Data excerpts
---+---
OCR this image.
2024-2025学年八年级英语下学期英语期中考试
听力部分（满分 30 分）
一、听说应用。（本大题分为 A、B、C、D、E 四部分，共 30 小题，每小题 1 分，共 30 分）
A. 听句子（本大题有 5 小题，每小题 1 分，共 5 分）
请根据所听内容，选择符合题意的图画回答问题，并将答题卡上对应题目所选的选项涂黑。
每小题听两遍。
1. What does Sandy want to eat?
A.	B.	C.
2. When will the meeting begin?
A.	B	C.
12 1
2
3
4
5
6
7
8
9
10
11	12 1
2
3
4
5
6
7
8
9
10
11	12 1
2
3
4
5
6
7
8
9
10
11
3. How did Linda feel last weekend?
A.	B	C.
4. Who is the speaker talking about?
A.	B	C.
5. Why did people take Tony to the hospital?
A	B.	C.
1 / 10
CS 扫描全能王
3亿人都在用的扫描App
---+---
◆ What the task asks: Above are some records; extract every one of them exactly.

◆ Solution:
OCR this image.
2024-2025学年八年级英语下学期英语期中考试
听力部分（满分 30 分）
一、听说应用。（本大题分为 A、B、C、D、E 四部分，共 30 小题，每小题 1 分，共 30 分）
A. 听句子（本大题有 5 小题，每小题 1 分，共 5 分）
请根据所听内容，选择符合题意的图画回答问题，并将答题卡上对应题目所选的选项涂黑。
每小题听两遍。
1. What does Sandy want to eat?
A.	B.	C.
2. When will the meeting begin?
A.	B	C.
12 1
2
3
4
5
6
7
8
9
10
11	12 1
2
3
4
5
6
7
8
9
10
11	12 1
2
3
4
5
6
7
8
9
10
11
3. How did Linda feel last weekend?
A.	B	C.
4. Who is the speaker talking about?
A.	B	C.
5. Why did people take Tony to the hospital?
A	B.	C.
1 / 10
CS 扫描全能王
3亿人都在用的扫描App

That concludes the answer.